Collection entries
•••
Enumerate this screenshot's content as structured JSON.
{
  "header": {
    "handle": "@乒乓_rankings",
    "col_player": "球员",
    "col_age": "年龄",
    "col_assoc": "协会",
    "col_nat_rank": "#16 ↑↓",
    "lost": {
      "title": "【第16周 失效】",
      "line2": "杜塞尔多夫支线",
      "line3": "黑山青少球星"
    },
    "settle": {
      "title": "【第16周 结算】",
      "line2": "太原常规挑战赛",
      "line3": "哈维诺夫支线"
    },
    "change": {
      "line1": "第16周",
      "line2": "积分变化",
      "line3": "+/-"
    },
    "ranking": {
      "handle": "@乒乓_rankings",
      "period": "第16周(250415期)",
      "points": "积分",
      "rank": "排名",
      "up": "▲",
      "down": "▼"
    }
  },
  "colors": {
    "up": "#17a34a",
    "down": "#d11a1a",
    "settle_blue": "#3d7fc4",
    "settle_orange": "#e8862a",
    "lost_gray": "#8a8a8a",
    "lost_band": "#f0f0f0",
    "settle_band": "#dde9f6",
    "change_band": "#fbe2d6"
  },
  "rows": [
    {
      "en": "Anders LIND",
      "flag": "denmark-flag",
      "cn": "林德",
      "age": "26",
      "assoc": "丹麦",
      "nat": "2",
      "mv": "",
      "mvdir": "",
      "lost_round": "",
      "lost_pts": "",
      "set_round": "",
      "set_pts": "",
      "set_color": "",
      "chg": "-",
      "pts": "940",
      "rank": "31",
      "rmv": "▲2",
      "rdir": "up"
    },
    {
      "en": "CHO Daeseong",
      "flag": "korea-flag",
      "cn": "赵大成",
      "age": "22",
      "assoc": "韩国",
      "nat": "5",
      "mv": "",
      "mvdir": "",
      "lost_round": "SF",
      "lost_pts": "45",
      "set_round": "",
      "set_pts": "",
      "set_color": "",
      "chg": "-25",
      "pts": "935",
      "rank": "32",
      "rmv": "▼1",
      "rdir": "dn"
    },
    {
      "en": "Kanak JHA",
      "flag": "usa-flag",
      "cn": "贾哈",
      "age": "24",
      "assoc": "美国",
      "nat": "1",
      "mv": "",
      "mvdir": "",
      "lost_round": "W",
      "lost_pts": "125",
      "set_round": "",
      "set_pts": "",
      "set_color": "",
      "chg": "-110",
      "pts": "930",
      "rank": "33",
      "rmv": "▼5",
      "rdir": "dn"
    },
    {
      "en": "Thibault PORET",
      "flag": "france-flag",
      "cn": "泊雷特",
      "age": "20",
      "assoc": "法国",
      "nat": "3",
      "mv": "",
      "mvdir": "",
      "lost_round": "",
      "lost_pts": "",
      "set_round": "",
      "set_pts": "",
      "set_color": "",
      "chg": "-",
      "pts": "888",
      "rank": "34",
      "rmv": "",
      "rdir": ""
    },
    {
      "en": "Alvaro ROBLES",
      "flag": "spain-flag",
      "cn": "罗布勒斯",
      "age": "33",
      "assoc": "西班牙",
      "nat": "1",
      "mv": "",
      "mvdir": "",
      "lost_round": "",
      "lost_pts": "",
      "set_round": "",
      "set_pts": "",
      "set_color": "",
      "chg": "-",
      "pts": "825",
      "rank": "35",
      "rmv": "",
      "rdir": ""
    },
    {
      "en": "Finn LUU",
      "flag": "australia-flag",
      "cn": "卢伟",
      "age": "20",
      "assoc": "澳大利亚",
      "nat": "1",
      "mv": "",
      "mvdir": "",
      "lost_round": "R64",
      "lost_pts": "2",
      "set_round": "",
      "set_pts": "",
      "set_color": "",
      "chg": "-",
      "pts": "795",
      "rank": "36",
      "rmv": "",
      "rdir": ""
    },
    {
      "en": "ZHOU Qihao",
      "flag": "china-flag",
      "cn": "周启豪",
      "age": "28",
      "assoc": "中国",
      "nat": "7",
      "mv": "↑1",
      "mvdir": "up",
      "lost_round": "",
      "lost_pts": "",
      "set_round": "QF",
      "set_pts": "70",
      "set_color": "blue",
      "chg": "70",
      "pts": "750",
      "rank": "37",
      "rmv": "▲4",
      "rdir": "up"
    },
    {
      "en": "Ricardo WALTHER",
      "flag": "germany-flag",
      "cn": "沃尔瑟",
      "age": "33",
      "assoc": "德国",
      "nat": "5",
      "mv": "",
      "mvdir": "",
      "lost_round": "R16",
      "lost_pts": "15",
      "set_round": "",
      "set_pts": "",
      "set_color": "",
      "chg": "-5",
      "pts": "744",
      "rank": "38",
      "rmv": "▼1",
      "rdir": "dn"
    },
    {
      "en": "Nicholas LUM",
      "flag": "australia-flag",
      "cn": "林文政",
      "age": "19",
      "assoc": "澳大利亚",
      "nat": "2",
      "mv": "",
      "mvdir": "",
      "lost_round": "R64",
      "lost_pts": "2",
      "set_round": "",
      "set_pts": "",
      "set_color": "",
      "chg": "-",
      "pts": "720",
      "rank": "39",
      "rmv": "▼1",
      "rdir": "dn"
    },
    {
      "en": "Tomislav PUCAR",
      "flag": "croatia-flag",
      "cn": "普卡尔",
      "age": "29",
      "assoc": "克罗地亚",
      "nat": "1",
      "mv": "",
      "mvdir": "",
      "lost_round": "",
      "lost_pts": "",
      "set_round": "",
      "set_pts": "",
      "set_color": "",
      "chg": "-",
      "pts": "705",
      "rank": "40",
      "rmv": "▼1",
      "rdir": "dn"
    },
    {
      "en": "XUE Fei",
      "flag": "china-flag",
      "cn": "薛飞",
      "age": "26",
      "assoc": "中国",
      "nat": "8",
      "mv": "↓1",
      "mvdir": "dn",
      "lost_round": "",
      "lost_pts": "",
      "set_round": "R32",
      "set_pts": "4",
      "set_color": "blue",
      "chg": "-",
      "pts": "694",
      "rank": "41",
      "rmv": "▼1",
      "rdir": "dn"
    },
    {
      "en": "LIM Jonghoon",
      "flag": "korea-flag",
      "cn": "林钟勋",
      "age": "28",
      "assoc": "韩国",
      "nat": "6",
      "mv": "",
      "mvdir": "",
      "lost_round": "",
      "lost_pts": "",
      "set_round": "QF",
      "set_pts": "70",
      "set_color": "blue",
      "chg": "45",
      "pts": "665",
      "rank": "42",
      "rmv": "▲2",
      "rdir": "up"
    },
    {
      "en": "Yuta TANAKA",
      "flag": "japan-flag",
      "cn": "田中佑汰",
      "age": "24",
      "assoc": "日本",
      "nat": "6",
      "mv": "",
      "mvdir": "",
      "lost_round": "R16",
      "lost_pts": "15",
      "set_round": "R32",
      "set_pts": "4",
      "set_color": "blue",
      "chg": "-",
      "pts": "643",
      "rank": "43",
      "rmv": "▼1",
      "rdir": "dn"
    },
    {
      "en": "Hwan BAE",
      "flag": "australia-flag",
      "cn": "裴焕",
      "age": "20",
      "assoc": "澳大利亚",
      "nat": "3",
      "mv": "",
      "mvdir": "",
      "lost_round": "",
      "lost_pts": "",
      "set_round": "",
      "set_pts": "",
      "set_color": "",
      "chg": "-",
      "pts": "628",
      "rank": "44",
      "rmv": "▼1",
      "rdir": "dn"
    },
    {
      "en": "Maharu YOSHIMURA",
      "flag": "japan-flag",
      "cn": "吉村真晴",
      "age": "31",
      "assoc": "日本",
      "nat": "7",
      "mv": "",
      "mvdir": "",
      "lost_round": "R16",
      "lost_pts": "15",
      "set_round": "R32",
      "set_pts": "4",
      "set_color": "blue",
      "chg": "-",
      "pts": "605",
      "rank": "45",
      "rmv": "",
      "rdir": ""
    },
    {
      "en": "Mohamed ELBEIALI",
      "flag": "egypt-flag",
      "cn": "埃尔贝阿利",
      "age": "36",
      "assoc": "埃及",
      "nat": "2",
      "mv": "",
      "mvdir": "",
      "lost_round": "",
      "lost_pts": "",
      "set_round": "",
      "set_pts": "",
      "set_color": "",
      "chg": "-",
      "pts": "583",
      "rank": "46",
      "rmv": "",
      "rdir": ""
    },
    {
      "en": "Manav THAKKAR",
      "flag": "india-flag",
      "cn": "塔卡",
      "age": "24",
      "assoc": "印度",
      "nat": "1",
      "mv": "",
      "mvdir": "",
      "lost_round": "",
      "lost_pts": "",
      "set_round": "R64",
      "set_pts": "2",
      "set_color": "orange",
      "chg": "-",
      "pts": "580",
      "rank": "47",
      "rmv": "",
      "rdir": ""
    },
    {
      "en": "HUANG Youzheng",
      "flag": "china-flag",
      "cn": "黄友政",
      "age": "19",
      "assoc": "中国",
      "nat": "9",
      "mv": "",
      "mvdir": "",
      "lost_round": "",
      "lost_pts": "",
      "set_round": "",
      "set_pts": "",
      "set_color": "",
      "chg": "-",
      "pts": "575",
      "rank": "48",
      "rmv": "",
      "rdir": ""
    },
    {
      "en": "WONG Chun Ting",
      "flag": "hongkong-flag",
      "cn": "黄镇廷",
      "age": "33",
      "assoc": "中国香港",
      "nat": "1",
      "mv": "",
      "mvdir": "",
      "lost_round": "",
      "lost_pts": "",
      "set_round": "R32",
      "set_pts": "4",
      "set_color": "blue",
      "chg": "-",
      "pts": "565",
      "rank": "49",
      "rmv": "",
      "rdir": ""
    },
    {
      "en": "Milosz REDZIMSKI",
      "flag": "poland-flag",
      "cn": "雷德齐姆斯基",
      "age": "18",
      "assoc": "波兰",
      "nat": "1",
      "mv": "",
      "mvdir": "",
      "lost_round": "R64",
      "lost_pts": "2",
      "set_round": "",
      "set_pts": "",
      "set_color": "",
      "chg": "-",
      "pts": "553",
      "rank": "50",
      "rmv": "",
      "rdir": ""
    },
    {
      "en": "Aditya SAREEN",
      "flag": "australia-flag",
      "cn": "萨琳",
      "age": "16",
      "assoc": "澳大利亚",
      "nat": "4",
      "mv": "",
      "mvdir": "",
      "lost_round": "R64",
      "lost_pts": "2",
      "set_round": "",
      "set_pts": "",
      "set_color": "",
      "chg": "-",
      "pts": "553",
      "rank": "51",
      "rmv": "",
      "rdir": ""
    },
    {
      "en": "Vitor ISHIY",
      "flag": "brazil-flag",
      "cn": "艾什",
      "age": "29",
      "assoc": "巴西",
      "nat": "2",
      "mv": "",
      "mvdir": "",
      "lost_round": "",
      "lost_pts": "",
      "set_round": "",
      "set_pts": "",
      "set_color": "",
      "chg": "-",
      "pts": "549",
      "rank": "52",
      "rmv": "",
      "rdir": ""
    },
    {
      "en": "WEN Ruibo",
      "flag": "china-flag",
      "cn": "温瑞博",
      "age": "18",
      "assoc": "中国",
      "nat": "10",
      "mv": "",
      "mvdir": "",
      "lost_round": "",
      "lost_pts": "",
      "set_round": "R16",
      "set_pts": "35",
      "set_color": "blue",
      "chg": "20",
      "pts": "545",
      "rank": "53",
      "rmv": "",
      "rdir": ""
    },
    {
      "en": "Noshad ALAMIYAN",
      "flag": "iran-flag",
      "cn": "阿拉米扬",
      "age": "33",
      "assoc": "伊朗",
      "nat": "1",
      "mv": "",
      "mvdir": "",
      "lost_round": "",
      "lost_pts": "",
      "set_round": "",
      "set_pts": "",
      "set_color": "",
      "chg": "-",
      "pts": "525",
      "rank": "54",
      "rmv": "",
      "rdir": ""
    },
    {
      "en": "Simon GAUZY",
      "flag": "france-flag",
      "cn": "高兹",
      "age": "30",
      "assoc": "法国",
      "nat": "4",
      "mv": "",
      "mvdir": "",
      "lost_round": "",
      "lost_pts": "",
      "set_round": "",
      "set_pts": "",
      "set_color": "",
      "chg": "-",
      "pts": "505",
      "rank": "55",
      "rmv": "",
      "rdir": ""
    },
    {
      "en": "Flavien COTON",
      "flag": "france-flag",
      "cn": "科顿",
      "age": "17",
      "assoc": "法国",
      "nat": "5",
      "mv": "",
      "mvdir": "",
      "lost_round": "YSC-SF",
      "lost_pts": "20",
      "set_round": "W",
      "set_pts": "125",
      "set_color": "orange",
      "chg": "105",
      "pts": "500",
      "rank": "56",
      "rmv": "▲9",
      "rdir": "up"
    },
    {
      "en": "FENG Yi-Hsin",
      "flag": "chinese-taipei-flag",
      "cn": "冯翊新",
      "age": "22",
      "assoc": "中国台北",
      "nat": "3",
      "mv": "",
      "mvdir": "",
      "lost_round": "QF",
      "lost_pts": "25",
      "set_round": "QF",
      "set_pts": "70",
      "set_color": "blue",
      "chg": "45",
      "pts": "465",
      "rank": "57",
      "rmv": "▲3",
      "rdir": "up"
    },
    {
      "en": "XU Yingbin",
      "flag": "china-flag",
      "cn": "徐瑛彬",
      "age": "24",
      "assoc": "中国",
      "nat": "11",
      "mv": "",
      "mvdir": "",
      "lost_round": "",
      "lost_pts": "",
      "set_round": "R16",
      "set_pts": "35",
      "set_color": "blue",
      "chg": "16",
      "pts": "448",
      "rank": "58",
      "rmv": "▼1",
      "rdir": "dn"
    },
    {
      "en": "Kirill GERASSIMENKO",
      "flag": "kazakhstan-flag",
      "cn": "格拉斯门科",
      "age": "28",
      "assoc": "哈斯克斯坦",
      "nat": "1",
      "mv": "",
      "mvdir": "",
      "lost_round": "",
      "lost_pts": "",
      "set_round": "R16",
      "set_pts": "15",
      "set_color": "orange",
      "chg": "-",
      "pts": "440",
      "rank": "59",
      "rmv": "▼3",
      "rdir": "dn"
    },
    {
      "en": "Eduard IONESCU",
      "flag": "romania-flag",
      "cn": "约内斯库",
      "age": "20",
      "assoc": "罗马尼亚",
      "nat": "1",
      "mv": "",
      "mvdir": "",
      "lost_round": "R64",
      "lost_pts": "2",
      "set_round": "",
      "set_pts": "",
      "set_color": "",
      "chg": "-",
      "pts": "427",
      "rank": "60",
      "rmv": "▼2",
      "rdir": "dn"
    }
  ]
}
•••
SHORT PROBLEM: Provide the count, and nothing else, of lines in the data above where the word "handle" occurs.

FINISHED EXERCISE: 2